* Begin Extracted data *
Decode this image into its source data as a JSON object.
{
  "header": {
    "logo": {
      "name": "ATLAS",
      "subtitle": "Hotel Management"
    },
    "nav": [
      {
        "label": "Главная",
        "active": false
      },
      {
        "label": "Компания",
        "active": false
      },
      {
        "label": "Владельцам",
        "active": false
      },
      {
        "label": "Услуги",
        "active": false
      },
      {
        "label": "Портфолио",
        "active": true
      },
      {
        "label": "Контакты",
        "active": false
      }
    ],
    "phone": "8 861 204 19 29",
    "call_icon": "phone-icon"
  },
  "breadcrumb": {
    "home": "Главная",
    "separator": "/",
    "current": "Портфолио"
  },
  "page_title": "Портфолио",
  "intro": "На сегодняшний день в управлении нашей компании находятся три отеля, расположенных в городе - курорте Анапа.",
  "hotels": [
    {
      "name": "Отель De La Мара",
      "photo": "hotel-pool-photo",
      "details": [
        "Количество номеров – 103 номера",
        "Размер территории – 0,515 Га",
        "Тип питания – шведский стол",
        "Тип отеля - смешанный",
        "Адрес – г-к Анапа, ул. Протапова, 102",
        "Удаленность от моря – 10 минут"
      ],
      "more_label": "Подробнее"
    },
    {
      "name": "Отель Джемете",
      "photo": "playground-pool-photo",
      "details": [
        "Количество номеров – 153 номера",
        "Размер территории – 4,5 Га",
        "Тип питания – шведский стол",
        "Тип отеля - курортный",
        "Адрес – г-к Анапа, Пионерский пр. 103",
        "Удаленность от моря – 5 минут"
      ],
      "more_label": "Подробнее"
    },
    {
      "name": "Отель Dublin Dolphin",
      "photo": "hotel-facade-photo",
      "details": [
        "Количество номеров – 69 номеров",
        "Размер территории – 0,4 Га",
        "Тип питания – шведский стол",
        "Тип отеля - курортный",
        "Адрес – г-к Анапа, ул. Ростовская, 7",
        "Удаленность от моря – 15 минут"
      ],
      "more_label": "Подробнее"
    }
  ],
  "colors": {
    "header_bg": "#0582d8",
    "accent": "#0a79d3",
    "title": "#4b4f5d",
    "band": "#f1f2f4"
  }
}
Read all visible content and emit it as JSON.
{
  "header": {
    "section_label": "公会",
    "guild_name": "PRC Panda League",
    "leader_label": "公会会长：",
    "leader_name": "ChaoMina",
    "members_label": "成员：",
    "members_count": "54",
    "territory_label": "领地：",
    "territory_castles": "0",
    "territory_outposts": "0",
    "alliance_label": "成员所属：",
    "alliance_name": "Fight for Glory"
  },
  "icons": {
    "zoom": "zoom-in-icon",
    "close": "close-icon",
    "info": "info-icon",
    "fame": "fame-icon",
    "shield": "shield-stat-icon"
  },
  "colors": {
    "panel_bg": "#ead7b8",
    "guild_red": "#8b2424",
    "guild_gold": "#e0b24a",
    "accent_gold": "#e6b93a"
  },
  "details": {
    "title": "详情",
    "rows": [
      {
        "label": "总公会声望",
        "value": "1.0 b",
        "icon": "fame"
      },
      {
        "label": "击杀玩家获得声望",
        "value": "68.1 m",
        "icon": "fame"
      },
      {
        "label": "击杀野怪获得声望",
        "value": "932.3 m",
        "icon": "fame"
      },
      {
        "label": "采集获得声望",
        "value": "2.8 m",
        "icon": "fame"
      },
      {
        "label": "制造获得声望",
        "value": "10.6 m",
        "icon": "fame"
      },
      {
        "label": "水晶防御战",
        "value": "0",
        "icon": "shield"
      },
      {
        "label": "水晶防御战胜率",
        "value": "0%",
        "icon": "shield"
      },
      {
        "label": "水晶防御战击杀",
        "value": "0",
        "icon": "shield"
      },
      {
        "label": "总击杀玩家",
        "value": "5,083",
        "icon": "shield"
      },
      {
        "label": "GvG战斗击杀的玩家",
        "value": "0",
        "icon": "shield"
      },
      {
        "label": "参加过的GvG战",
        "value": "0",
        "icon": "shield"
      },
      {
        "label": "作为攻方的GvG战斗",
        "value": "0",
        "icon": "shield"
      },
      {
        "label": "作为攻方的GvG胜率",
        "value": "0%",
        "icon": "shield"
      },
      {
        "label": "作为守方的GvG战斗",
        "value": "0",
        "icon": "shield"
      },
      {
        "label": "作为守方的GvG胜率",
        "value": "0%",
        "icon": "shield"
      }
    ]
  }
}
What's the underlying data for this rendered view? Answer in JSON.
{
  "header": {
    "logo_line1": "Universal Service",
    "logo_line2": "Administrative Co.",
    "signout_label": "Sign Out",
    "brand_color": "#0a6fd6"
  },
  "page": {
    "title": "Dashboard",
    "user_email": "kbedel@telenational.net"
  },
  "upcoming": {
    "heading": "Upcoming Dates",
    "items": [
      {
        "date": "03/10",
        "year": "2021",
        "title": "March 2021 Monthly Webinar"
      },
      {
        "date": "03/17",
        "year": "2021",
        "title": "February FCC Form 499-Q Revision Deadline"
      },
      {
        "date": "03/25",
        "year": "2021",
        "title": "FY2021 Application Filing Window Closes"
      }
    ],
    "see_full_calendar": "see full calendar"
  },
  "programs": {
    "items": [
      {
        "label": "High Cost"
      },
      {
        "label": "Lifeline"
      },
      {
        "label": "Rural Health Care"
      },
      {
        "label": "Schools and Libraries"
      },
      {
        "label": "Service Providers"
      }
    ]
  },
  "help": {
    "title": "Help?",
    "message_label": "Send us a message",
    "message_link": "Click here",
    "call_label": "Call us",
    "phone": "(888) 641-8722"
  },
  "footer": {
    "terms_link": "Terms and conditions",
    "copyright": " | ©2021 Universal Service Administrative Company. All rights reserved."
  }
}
* End Extracted data *
## Required work:
Set every line of the listing down word for word.

## Answer for the task:
Decode this image into its source data as a JSON object.
{
  "header": {
    "logo": {
      "name": "ATLAS",
      "subtitle": "Hotel Management"
    },
    "nav": [
      {
        "label": "Главная",
        "active": false
      },
      {
        "label": "Компания",
        "active": false
      },
      {
        "label": "Владельцам",
        "active": false
      },
      {
        "label": "Услуги",
        "active": false
      },
      {
        "label": "Портфолио",
        "active": true
      },
      {
        "label": "Контакты",
        "active": false
      }
    ],
    "phone": "8 861 204 19 29",
    "call_icon": "phone-icon"
  },
  "breadcrumb": {
    "home": "Главная",
    "separator": "/",
    "current": "Портфолио"
  },
  "page_title": "Портфолио",
  "intro": "На сегодняшний день в управлении нашей компании находятся три отеля, расположенных в городе - курорте Анапа.",
  "hotels": [
    {
      "name": "Отель De La Мара",
      "photo": "hotel-pool-photo",
      "details": [
        "Количество номеров – 103 номера",
        "Размер территории – 0,515 Га",
        "Тип питания – шведский стол",
        "Тип отеля - смешанный",
        "Адрес – г-к Анапа, ул. Протапова, 102",
        "Удаленность от моря – 10 минут"
      ],
      "more_label": "Подробнее"
    },
    {
      "name": "Отель Джемете",
      "photo": "playground-pool-photo",
      "details": [
        "Количество номеров – 153 номера",
        "Размер территории – 4,5 Га",
        "Тип питания – шведский стол",
        "Тип отеля - курортный",
        "Адрес – г-к Анапа, Пионерский пр. 103",
        "Удаленность от моря – 5 минут"
      ],
      "more_label": "Подробнее"
    },
    {
      "name": "Отель Dublin Dolphin",
      "photo": "hotel-facade-photo",
      "details": [
        "Количество номеров – 69 номеров",
        "Размер территории – 0,4 Га",
        "Тип питания – шведский стол",
        "Тип отеля - курортный",
        "Адрес – г-к Анапа, ул. Ростовская, 7",
        "Удаленность от моря – 15 минут"
      ],
      "more_label": "Подробнее"
    }
  ],
  "colors": {
    "header_bg": "#0582d8",
    "accent": "#0a79d3",
    "title": "#4b4f5d",
    "band": "#f1f2f4"
  }
}
Read all visible content and emit it as JSON.
{
  "header": {
    "section_label": "公会",
    "guild_name": "PRC Panda League",
    "leader_label": "公会会长：",
    "leader_name": "ChaoMina",
    "members_label": "成员：",
    "members_count": "54",
    "territory_label": "领地：",
    "territory_castles": "0",
    "territory_outposts": "0",
    "alliance_label": "成员所属：",
    "alliance_name": "Fight for Glory"
  },
  "icons": {
    "zoom": "zoom-in-icon",
    "close": "close-icon",
    "info": "info-icon",
    "fame": "fame-icon",
    "shield": "shield-stat-icon"
  },
  "colors": {
    "panel_bg": "#ead7b8",
    "guild_red": "#8b2424",
    "guild_gold": "#e0b24a",
    "accent_gold": "#e6b93a"
  },
  "details": {
    "title": "详情",
    "rows": [
      {
        "label": "总公会声望",
        "value": "1.0 b",
        "icon": "fame"
      },
      {
        "label": "击杀玩家获得声望",
        "value": "68.1 m",
        "icon": "fame"
      },
      {
        "label": "击杀野怪获得声望",
        "value": "932.3 m",
        "icon": "fame"
      },
      {
        "label": "采集获得声望",
        "value": "2.8 m",
        "icon": "fame"
      },
      {
        "label": "制造获得声望",
        "value": "10.6 m",
        "icon": "fame"
      },
      {
        "label": "水晶防御战",
        "value": "0",
        "icon": "shield"
      },
      {
        "label": "水晶防御战胜率",
        "value": "0%",
        "icon": "shield"
      },
      {
        "label": "水晶防御战击杀",
        "value": "0",
        "icon": "shield"
      },
      {
        "label": "总击杀玩家",
        "value": "5,083",
        "icon": "shield"
      },
      {
        "label": "GvG战斗击杀的玩家",
        "value": "0",
        "icon": "shield"
      },
      {
        "label": "参加过的GvG战",
        "value": "0",
        "icon": "shield"
      },
      {
        "label": "作为攻方的GvG战斗",
        "value": "0",
        "icon": "shield"
      },
      {
        "label": "作为攻方的GvG胜率",
        "value": "0%",
        "icon": "shield"
      },
      {
        "label": "作为守方的GvG战斗",
        "value": "0",
        "icon": "shield"
      },
      {
        "label": "作为守方的GvG胜率",
        "value": "0%",
        "icon": "shield"
      }
    ]
  }
}
What's the underlying data for this rendered view? Answer in JSON.
{
  "header": {
    "logo_line1": "Universal Service",
    "logo_line2": "Administrative Co.",
    "signout_label": "Sign Out",
    "brand_color": "#0a6fd6"
  },
  "page": {
    "title": "Dashboard",
    "user_email": "kbedel@telenational.net"
  },
  "upcoming": {
    "heading": "Upcoming Dates",
    "items": [
      {
        "date": "03/10",
        "year": "2021",
        "title": "March 2021 Monthly Webinar"
      },
      {
        "date": "03/17",
        "year": "2021",
        "title": "February FCC Form 499-Q Revision Deadline"
      },
      {
        "date": "03/25",
        "year": "2021",
        "title": "FY2021 Application Filing Window Closes"
      }
    ],
    "see_full_calendar": "see full calendar"
  },
  "programs": {
    "items": [
      {
        "label": "High Cost"
      },
      {
        "label": "Lifeline"
      },
      {
        "label": "Rural Health Care"
      },
      {
        "label": "Schools and Libraries"
      },
      {
        "label": "Service Providers"
      }
    ]
  },
  "help": {
    "title": "Help?",
    "message_label": "Send us a message",
    "message_link": "Click here",
    "call_label": "Call us",
    "phone": "(888) 641-8722"
  },
  "footer": {
    "terms_link": "Terms and conditions",
    "copyright": " | ©2021 Universal Service Administrative Company. All rights reserved."
  }
}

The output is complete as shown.